▶ **Written problem**
Each line containing the word "findLastIndex" must be collected.

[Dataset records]
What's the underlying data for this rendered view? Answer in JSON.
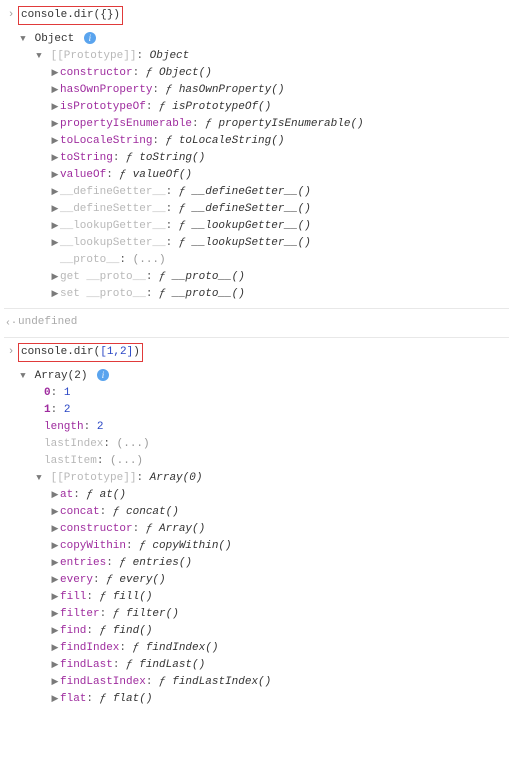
{
  "entry1": {
    "gutter": "›",
    "command": "console.dir({})",
    "header": "Object",
    "protoLabel": "[[Prototype]]",
    "protoValue": "Object",
    "protoItems": [
      {
        "name": "constructor",
        "value": "Object()",
        "kind": "fn"
      },
      {
        "name": "hasOwnProperty",
        "value": "hasOwnProperty()",
        "kind": "fn"
      },
      {
        "name": "isPrototypeOf",
        "value": "isPrototypeOf()",
        "kind": "fn"
      },
      {
        "name": "propertyIsEnumerable",
        "value": "propertyIsEnumerable()",
        "kind": "fn"
      },
      {
        "name": "toLocaleString",
        "value": "toLocaleString()",
        "kind": "fn"
      },
      {
        "name": "toString",
        "value": "toString()",
        "kind": "fn"
      },
      {
        "name": "valueOf",
        "value": "valueOf()",
        "kind": "fn"
      },
      {
        "name": "__defineGetter__",
        "value": "__defineGetter__()",
        "kind": "fn-dim"
      },
      {
        "name": "__defineSetter__",
        "value": "__defineSetter__()",
        "kind": "fn-dim"
      },
      {
        "name": "__lookupGetter__",
        "value": "__lookupGetter__()",
        "kind": "fn-dim"
      },
      {
        "name": "__lookupSetter__",
        "value": "__lookupSetter__()",
        "kind": "fn-dim"
      },
      {
        "name": "__proto__",
        "value": "(...)",
        "kind": "dim-plain",
        "no_arrow": true
      },
      {
        "name": "get __proto__",
        "value": "__proto__()",
        "kind": "fn-dim"
      },
      {
        "name": "set __proto__",
        "value": "__proto__()",
        "kind": "fn-dim"
      }
    ]
  },
  "result1": {
    "gutter": "‹·",
    "text": "undefined"
  },
  "entry2": {
    "gutter": "›",
    "command_prefix": "console.dir(",
    "command_args": "[1,2]",
    "command_suffix": ")",
    "header": "Array(2)",
    "items": [
      {
        "name": "0",
        "value": "1",
        "kind": "num"
      },
      {
        "name": "1",
        "value": "2",
        "kind": "num"
      },
      {
        "name": "length",
        "value": "2",
        "kind": "num"
      },
      {
        "name": "lastIndex",
        "value": "(...)",
        "kind": "dim-plain"
      },
      {
        "name": "lastItem",
        "value": "(...)",
        "kind": "dim-plain"
      }
    ],
    "protoLabel": "[[Prototype]]",
    "protoValue": "Array(0)",
    "protoItems": [
      {
        "name": "at",
        "value": "at()",
        "kind": "fn"
      },
      {
        "name": "concat",
        "value": "concat()",
        "kind": "fn"
      },
      {
        "name": "constructor",
        "value": "Array()",
        "kind": "fn"
      },
      {
        "name": "copyWithin",
        "value": "copyWithin()",
        "kind": "fn"
      },
      {
        "name": "entries",
        "value": "entries()",
        "kind": "fn"
      },
      {
        "name": "every",
        "value": "every()",
        "kind": "fn"
      },
      {
        "name": "fill",
        "value": "fill()",
        "kind": "fn"
      },
      {
        "name": "filter",
        "value": "filter()",
        "kind": "fn"
      },
      {
        "name": "find",
        "value": "find()",
        "kind": "fn"
      },
      {
        "name": "findIndex",
        "value": "findIndex()",
        "kind": "fn"
      },
      {
        "name": "findLast",
        "value": "findLast()",
        "kind": "fn"
      },
      {
        "name": "findLastIndex",
        "value": "findLastIndex()",
        "kind": "fn"
      },
      {
        "name": "flat",
        "value": "flat()",
        "kind": "fn"
      }
    ]
  },
  "glyphs": {
    "down": "▼",
    "right": "▶",
    "f": "ƒ",
    "info": "i"
  }
}
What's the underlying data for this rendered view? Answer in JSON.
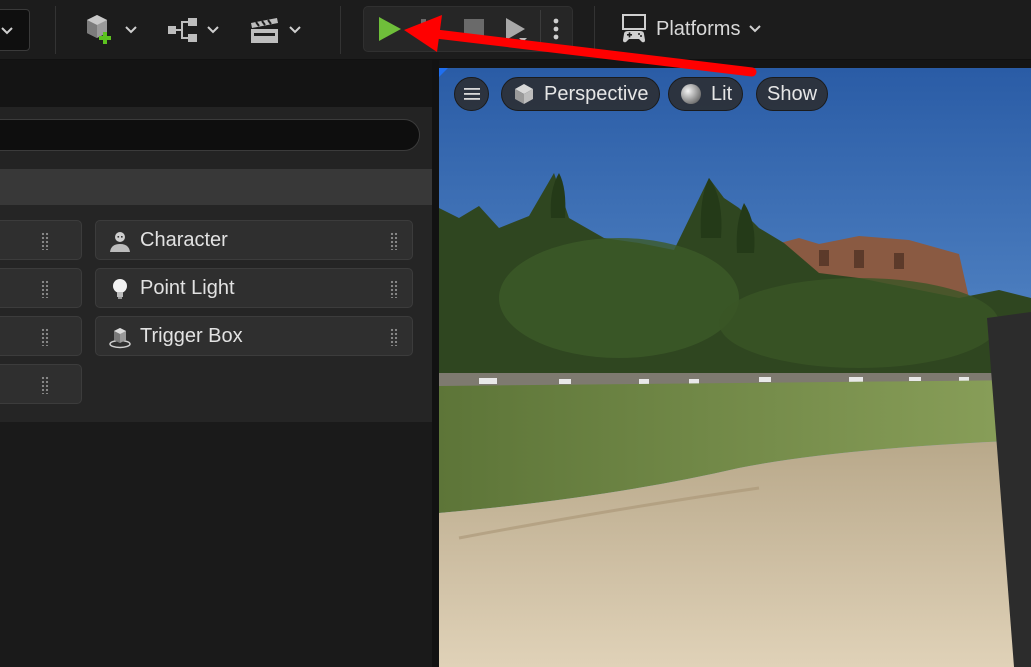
{
  "toolbar": {
    "icons": [
      "chevron-down-icon",
      "add-actor-icon",
      "blueprint-graph-icon",
      "cinematics-clapper-icon"
    ],
    "play_controls": [
      "play-icon",
      "pause-icon",
      "stop-icon",
      "skip-icon",
      "more-options-icon"
    ],
    "platforms_label": "Platforms",
    "colors": {
      "play": "#6fbf3a",
      "add_plus": "#5cc21f",
      "background": "#1c1c1c"
    }
  },
  "place_actors": {
    "items": [
      {
        "label": "",
        "icon": ""
      },
      {
        "label": "Character",
        "icon": "character-icon"
      },
      {
        "label": "",
        "icon": ""
      },
      {
        "label": "Point Light",
        "icon": "point-light-icon"
      },
      {
        "label": "",
        "icon": ""
      },
      {
        "label": "Trigger Box",
        "icon": "trigger-box-icon"
      },
      {
        "label": "",
        "icon": ""
      }
    ]
  },
  "viewport": {
    "menu_icon": "hamburger-menu-icon",
    "view_mode": "Perspective",
    "lighting_mode": "Lit",
    "show_label": "Show"
  },
  "annotation": {
    "arrow_color": "#ff0000"
  }
}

▶ **Task result**
        "name": "findLastIndex",
        "value": "findLastIndex()",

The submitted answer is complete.